# What this task involves:
Set the following entries down again exactly, line by line.

[Items from a data source]

· · · ·

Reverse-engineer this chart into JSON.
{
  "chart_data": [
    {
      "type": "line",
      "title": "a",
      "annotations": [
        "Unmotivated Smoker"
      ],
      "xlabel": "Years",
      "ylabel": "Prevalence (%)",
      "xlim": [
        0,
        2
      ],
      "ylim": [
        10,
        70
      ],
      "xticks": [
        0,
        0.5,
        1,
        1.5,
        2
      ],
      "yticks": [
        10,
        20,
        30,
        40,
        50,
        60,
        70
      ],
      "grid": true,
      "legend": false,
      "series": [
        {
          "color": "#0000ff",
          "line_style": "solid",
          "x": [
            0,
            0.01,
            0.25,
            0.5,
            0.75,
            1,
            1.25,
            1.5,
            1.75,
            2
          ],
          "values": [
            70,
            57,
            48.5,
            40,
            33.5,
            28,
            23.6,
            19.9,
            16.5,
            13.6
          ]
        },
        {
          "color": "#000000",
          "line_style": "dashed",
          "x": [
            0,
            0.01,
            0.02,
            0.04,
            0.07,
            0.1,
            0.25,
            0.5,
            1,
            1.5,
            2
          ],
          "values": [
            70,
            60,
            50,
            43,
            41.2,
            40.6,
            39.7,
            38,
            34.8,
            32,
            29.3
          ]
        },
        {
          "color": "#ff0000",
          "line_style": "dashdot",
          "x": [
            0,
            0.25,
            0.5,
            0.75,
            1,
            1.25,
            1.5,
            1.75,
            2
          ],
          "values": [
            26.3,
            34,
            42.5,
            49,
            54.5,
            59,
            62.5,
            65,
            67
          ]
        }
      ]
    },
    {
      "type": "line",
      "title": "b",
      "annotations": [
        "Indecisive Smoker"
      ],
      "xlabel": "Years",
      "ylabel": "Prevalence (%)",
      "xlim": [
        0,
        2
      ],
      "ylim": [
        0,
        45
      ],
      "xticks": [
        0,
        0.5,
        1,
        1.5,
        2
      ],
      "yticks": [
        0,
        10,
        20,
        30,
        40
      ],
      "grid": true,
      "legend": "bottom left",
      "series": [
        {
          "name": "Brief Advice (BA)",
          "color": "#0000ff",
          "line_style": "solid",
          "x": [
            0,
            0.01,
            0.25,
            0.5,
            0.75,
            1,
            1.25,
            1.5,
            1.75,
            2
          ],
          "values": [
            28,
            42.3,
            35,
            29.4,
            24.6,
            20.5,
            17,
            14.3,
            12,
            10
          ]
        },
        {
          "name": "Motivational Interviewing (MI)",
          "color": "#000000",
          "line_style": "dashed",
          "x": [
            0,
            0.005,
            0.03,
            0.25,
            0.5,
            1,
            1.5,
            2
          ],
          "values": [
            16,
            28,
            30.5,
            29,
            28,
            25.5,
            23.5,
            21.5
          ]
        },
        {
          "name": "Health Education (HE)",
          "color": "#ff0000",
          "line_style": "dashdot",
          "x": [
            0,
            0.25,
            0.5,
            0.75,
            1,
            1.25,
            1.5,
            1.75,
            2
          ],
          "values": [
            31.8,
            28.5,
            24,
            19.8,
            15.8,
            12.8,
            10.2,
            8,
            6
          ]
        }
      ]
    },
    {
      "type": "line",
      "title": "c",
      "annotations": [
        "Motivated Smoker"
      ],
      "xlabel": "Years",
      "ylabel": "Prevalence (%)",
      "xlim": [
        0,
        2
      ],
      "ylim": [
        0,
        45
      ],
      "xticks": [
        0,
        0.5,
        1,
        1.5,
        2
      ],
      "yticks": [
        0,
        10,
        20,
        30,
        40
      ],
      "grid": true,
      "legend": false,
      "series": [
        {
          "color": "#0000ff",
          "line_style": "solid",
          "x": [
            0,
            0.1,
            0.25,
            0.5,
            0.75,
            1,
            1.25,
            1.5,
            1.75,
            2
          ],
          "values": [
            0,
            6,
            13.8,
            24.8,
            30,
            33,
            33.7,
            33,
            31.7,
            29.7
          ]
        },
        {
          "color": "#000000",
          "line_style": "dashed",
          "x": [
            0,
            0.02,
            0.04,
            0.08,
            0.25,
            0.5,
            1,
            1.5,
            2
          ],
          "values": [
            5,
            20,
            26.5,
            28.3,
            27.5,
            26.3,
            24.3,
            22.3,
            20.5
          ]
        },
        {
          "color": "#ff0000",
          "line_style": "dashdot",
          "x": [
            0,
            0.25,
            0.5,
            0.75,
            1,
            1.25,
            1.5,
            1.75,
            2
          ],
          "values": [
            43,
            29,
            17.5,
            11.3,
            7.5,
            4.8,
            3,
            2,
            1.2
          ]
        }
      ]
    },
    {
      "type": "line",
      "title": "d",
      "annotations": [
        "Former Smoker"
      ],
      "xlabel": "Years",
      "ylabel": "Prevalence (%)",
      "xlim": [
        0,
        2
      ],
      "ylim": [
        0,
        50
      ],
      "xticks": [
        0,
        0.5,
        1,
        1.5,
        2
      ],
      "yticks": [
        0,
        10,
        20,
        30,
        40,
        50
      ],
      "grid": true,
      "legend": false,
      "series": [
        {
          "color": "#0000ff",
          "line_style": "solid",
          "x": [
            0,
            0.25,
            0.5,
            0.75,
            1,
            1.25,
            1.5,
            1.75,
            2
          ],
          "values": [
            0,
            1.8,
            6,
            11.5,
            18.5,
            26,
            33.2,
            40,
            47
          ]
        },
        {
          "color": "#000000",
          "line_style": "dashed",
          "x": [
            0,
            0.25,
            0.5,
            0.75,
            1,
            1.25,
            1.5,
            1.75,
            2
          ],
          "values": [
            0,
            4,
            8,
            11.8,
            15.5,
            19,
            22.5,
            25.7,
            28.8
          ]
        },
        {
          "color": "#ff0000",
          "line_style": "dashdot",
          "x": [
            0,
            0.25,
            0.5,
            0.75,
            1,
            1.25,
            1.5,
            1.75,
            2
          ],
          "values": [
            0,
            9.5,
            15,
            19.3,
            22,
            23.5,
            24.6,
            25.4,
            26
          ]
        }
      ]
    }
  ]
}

· · · ·

# Exercise answer:
Reverse-engineer this chart into JSON.
{
  "chart_data": [
    {
      "type": "line",
      "title": "a",
      "annotations": [
        "Unmotivated Smoker"
      ],
      "xlabel": "Years",
      "ylabel": "Prevalence (%)",
      "xlim": [
        0,
        2
      ],
      "ylim": [
        10,
        70
      ],
      "xticks": [
        0,
        0.5,
        1,
        1.5,
        2
      ],
      "yticks": [
        10,
        20,
        30,
        40,
        50,
        60,
        70
      ],
      "grid": true,
      "legend": false,
      "series": [
        {
          "color": "#0000ff",
          "line_style": "solid",
          "x": [
            0,
            0.01,
            0.25,
            0.5,
            0.75,
            1,
            1.25,
            1.5,
            1.75,
            2
          ],
          "values": [
            70,
            57,
            48.5,
            40,
            33.5,
            28,
            23.6,
            19.9,
            16.5,
            13.6
          ]
        },
        {
          "color": "#000000",
          "line_style": "dashed",
          "x": [
            0,
            0.01,
            0.02,
            0.04,
            0.07,
            0.1,
            0.25,
            0.5,
            1,
            1.5,
            2
          ],
          "values": [
            70,
            60,
            50,
            43,
            41.2,
            40.6,
            39.7,
            38,
            34.8,
            32,
            29.3
          ]
        },
        {
          "color": "#ff0000",
          "line_style": "dashdot",
          "x": [
            0,
            0.25,
            0.5,
            0.75,
            1,
            1.25,
            1.5,
            1.75,
            2
          ],
          "values": [
            26.3,
            34,
            42.5,
            49,
            54.5,
            59,
            62.5,
            65,
            67
          ]
        }
      ]
    },
    {
      "type": "line",
      "title": "b",
      "annotations": [
        "Indecisive Smoker"
      ],
      "xlabel": "Years",
      "ylabel": "Prevalence (%)",
      "xlim": [
        0,
        2
      ],
      "ylim": [
        0,
        45
      ],
      "xticks": [
        0,
        0.5,
        1,
        1.5,
        2
      ],
      "yticks": [
        0,
        10,
        20,
        30,
        40
      ],
      "grid": true,
      "legend": "bottom left",
      "series": [
        {
          "name": "Brief Advice (BA)",
          "color": "#0000ff",
          "line_style": "solid",
          "x": [
            0,
            0.01,
            0.25,
            0.5,
            0.75,
            1,
            1.25,
            1.5,
            1.75,
            2
          ],
          "values": [
            28,
            42.3,
            35,
            29.4,
            24.6,
            20.5,
            17,
            14.3,
            12,
            10
          ]
        },
        {
          "name": "Motivational Interviewing (MI)",
          "color": "#000000",
          "line_style": "dashed",
          "x": [
            0,
            0.005,
            0.03,
            0.25,
            0.5,
            1,
            1.5,
            2
          ],
          "values": [
            16,
            28,
            30.5,
            29,
            28,
            25.5,
            23.5,
            21.5
          ]
        },
        {
          "name": "Health Education (HE)",
          "color": "#ff0000",
          "line_style": "dashdot",
          "x": [
            0,
            0.25,
            0.5,
            0.75,
            1,
            1.25,
            1.5,
            1.75,
            2
          ],
          "values": [
            31.8,
            28.5,
            24,
            19.8,
            15.8,
            12.8,
            10.2,
            8,
            6
          ]
        }
      ]
    },
    {
      "type": "line",
      "title": "c",
      "annotations": [
        "Motivated Smoker"
      ],
      "xlabel": "Years",
      "ylabel": "Prevalence (%)",
      "xlim": [
        0,
        2
      ],
      "ylim": [
        0,
        45
      ],
      "xticks": [
        0,
        0.5,
        1,
        1.5,
        2
      ],
      "yticks": [
        0,
        10,
        20,
        30,
        40
      ],
      "grid": true,
      "legend": false,
      "series": [
        {
          "color": "#0000ff",
          "line_style": "solid",
          "x": [
            0,
            0.1,
            0.25,
            0.5,
            0.75,
            1,
            1.25,
            1.5,
            1.75,
            2
          ],
          "values": [
            0,
            6,
            13.8,
            24.8,
            30,
            33,
            33.7,
            33,
            31.7,
            29.7
          ]
        },
        {
          "color": "#000000",
          "line_style": "dashed",
          "x": [
            0,
            0.02,
            0.04,
            0.08,
            0.25,
            0.5,
            1,
            1.5,
            2
          ],
          "values": [
            5,
            20,
            26.5,
            28.3,
            27.5,
            26.3,
            24.3,
            22.3,
            20.5
          ]
        },
        {
          "color": "#ff0000",
          "line_style": "dashdot",
          "x": [
            0,
            0.25,
            0.5,
            0.75,
            1,
            1.25,
            1.5,
            1.75,
            2
          ],
          "values": [
            43,
            29,
            17.5,
            11.3,
            7.5,
            4.8,
            3,
            2,
            1.2
          ]
        }
      ]
    },
    {
      "type": "line",
      "title": "d",
      "annotations": [
        "Former Smoker"
      ],
      "xlabel": "Years",
      "ylabel": "Prevalence (%)",
      "xlim": [
        0,
        2
      ],
      "ylim": [
        0,
        50
      ],
      "xticks": [
        0,
        0.5,
        1,
        1.5,
        2
      ],
      "yticks": [
        0,
        10,
        20,
        30,
        40,
        50
      ],
      "grid": true,
      "legend": false,
      "series": [
        {
          "color": "#0000ff",
          "line_style": "solid",
          "x": [
            0,
            0.25,
            0.5,
            0.75,
            1,
            1.25,
            1.5,
            1.75,
            2
          ],
          "values": [
            0,
            1.8,
            6,
            11.5,
            18.5,
            26,
            33.2,
            40,
            47
          ]
        },
        {
          "color": "#000000",
          "line_style": "dashed",
          "x": [
            0,
            0.25,
            0.5,
            0.75,
            1,
            1.25,
            1.5,
            1.75,
            2
          ],
          "values": [
            0,
            4,
            8,
            11.8,
            15.5,
            19,
            22.5,
            25.7,
            28.8
          ]
        },
        {
          "color": "#ff0000",
          "line_style": "dashdot",
          "x": [
            0,
            0.25,
            0.5,
            0.75,
            1,
            1.25,
            1.5,
            1.75,
            2
          ],
          "values": [
            0,
            9.5,
            15,
            19.3,
            22,
            23.5,
            24.6,
            25.4,
            26
          ]
        }
      ]
    }
  ]
}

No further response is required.